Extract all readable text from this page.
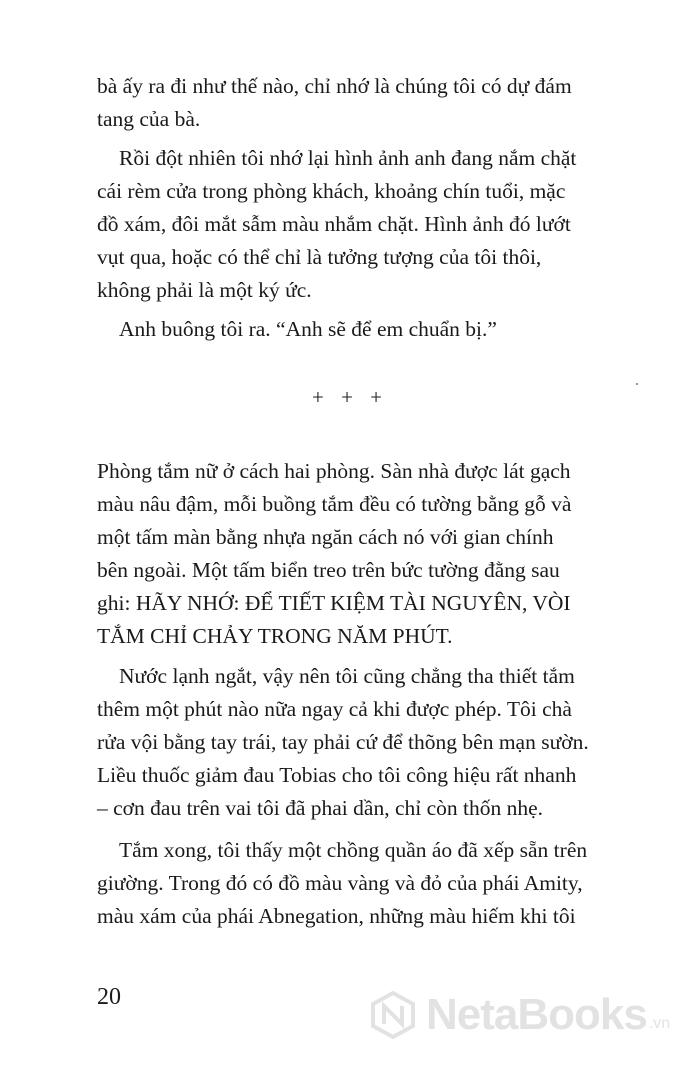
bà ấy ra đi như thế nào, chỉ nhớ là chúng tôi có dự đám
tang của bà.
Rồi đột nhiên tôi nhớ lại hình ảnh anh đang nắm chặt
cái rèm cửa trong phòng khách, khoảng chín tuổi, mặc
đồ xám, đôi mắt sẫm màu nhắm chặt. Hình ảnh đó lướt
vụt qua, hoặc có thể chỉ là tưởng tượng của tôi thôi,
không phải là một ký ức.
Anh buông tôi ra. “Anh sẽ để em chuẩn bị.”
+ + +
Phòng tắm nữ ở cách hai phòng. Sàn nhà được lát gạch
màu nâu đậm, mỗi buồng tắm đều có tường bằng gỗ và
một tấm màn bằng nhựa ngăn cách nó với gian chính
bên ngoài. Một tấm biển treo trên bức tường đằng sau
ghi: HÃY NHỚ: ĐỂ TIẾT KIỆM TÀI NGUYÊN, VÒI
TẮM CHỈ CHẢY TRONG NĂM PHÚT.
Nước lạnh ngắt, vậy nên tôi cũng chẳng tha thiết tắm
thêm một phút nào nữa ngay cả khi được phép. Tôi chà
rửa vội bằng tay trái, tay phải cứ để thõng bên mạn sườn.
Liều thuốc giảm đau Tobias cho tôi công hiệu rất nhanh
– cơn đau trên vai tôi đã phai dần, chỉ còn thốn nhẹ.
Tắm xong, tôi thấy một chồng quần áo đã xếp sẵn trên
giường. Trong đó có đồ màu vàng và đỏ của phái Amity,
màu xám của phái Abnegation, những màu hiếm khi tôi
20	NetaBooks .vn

════════════════════

#### WHAT TO WORK ON
Every line of text is to be repeated exactly; pictures are left out.

#### FULL OUTPUT
Extract all readable text from this page.
bà ấy ra đi như thế nào, chỉ nhớ là chúng tôi có dự đám
tang của bà.
Rồi đột nhiên tôi nhớ lại hình ảnh anh đang nắm chặt
cái rèm cửa trong phòng khách, khoảng chín tuổi, mặc
đồ xám, đôi mắt sẫm màu nhắm chặt. Hình ảnh đó lướt
vụt qua, hoặc có thể chỉ là tưởng tượng của tôi thôi,
không phải là một ký ức.
Anh buông tôi ra. “Anh sẽ để em chuẩn bị.”
+ + +
Phòng tắm nữ ở cách hai phòng. Sàn nhà được lát gạch
màu nâu đậm, mỗi buồng tắm đều có tường bằng gỗ và
một tấm màn bằng nhựa ngăn cách nó với gian chính
bên ngoài. Một tấm biển treo trên bức tường đằng sau
ghi: HÃY NHỚ: ĐỂ TIẾT KIỆM TÀI NGUYÊN, VÒI
TẮM CHỈ CHẢY TRONG NĂM PHÚT.
Nước lạnh ngắt, vậy nên tôi cũng chẳng tha thiết tắm
thêm một phút nào nữa ngay cả khi được phép. Tôi chà
rửa vội bằng tay trái, tay phải cứ để thõng bên mạn sườn.
Liều thuốc giảm đau Tobias cho tôi công hiệu rất nhanh
– cơn đau trên vai tôi đã phai dần, chỉ còn thốn nhẹ.
Tắm xong, tôi thấy một chồng quần áo đã xếp sẵn trên
giường. Trong đó có đồ màu vàng và đỏ của phái Amity,
màu xám của phái Abnegation, những màu hiếm khi tôi
20	NetaBooks .vn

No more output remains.